## Assigned task
Copy every line in the records below that contains the word "conduisant".

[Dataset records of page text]
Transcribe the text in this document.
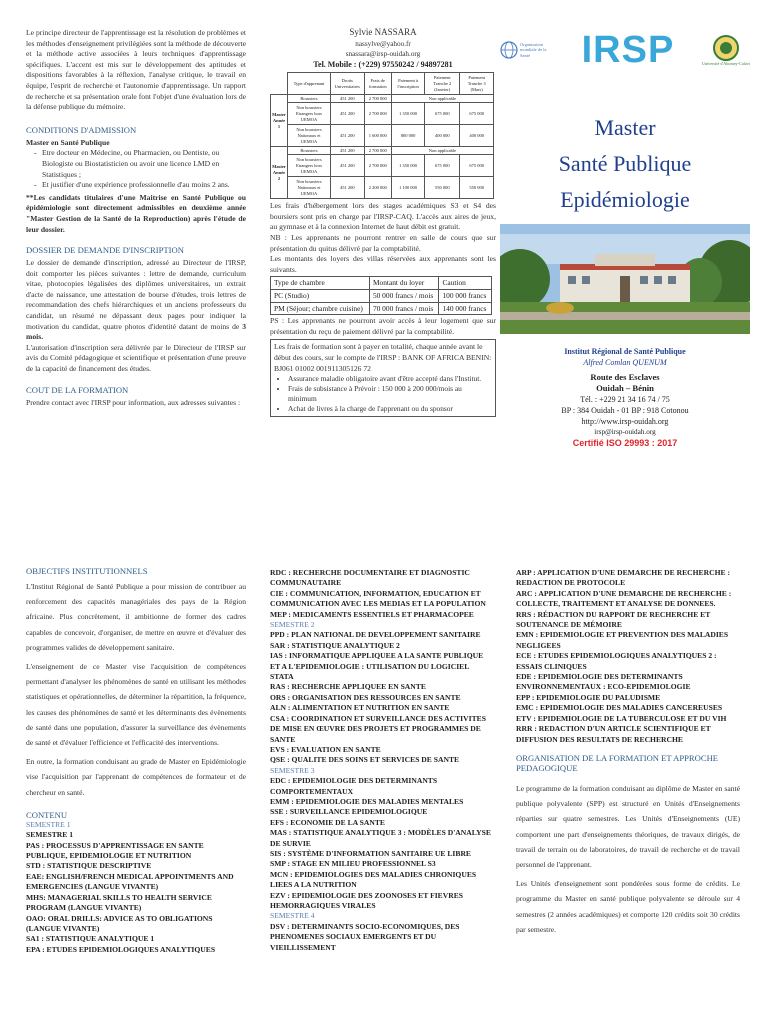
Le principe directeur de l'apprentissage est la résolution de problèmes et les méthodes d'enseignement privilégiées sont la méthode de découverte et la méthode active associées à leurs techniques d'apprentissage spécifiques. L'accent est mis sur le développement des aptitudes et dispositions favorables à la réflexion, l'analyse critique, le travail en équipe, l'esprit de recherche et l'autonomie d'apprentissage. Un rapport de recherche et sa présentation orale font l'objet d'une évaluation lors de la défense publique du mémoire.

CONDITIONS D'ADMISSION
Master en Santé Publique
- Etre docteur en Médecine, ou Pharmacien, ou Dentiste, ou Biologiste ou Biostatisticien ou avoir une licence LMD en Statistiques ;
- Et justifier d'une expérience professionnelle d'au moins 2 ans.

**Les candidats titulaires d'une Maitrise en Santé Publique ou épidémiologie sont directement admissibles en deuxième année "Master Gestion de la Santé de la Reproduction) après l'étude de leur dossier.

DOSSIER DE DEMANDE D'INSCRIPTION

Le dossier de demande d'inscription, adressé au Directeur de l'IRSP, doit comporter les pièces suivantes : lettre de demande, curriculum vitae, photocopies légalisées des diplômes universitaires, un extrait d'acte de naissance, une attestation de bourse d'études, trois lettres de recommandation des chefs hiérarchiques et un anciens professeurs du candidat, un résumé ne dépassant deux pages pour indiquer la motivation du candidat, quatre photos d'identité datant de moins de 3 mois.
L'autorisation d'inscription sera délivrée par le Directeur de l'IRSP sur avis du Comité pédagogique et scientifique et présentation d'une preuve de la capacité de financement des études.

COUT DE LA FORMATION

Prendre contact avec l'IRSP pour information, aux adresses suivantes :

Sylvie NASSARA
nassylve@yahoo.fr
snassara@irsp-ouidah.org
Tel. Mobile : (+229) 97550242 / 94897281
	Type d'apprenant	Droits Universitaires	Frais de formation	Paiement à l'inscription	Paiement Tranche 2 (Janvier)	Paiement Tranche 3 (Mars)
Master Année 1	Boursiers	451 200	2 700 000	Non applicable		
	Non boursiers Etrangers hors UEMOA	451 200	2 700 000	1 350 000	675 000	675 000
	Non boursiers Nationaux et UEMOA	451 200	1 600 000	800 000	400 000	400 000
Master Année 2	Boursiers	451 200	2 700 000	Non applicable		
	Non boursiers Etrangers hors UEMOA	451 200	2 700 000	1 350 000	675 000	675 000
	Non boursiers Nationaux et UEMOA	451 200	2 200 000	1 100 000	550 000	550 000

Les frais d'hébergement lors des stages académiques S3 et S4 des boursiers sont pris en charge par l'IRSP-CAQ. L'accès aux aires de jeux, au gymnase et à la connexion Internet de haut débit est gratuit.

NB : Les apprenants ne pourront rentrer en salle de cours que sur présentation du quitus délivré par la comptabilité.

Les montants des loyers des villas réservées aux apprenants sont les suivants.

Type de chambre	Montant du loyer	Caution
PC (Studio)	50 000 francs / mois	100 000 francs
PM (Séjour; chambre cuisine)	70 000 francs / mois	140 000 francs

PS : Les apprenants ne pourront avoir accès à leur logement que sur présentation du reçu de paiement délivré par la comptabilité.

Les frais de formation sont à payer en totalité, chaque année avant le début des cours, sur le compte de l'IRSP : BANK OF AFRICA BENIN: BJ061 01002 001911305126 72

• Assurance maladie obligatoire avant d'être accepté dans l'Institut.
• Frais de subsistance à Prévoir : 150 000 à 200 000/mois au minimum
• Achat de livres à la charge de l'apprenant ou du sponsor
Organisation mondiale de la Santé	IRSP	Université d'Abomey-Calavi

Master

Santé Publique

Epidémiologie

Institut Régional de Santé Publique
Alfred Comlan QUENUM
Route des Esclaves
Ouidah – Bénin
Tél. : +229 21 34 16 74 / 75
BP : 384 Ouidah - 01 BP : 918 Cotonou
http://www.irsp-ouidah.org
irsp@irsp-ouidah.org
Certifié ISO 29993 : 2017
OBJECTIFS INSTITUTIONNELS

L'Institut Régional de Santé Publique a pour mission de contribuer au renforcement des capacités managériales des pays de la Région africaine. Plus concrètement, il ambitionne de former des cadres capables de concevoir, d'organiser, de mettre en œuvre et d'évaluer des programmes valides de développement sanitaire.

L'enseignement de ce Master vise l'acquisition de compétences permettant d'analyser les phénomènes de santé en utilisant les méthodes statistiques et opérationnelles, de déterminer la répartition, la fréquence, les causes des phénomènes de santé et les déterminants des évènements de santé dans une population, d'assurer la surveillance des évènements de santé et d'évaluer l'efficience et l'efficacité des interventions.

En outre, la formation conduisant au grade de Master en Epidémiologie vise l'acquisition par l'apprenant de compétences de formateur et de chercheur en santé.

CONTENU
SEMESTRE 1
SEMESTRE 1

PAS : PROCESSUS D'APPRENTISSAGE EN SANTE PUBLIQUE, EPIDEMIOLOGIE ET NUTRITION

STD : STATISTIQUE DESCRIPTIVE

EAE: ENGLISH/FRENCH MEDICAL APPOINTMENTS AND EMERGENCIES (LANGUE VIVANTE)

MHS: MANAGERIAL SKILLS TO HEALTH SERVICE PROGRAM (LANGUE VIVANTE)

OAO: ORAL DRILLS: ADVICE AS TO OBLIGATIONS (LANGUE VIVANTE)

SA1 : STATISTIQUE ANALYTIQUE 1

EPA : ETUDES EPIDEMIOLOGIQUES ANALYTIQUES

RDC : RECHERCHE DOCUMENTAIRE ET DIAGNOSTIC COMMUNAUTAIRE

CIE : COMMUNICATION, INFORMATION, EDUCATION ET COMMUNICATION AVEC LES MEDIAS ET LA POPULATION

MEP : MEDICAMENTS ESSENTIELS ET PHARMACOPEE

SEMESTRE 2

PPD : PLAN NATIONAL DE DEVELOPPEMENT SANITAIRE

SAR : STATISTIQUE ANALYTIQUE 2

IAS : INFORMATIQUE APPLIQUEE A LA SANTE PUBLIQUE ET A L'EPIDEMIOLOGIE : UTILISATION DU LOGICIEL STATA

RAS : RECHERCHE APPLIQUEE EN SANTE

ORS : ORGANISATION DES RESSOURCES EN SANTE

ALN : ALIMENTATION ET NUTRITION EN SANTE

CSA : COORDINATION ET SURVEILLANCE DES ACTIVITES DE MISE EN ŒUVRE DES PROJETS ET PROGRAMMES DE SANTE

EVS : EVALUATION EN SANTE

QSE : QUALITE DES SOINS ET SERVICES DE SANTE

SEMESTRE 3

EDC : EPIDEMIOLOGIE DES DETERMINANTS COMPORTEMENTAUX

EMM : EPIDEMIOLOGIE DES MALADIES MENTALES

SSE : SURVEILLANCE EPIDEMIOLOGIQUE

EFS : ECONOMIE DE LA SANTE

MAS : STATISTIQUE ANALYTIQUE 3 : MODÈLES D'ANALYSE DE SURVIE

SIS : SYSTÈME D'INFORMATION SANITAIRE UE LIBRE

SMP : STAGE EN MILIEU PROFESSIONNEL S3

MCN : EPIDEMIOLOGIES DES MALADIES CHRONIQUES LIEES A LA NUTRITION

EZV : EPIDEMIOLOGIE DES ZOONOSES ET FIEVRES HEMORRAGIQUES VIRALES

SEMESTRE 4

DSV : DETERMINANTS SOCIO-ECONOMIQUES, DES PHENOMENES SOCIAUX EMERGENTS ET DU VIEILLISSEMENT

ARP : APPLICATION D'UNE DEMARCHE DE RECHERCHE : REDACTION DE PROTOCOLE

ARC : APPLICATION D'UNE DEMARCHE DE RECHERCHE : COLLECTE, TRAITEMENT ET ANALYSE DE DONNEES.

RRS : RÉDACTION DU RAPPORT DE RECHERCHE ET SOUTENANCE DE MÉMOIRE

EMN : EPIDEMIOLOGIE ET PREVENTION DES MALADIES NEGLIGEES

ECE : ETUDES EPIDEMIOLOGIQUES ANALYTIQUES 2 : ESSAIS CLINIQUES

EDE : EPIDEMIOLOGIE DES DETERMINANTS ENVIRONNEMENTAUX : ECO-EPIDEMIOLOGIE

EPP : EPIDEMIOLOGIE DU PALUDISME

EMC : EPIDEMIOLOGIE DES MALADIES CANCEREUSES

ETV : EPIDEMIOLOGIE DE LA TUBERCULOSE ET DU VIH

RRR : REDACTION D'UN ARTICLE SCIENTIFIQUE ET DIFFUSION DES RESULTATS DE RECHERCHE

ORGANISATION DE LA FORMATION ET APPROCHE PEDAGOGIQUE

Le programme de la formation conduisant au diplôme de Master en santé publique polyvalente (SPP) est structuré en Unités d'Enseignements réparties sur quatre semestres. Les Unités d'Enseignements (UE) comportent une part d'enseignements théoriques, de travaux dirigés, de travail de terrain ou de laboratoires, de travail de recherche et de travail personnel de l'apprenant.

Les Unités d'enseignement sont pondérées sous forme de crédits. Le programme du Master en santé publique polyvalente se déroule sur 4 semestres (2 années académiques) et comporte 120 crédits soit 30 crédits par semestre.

## Solved problem
En outre, la formation conduisant au grade de Master en Epidémiologie vise l'acquisition par l'apprenant de compétences de formateur et de chercheur en santé.
Le programme de la formation conduisant au diplôme de Master en santé publique polyvalente (SPP) est structuré en Unités d'Enseignements réparties sur quatre semestres. Les Unités d'Enseignements (UE) comportent une part d'enseignements théoriques, de travaux dirigés, de travail de terrain ou de laboratoires, de travail de recherche et de travail personnel de l'apprenant.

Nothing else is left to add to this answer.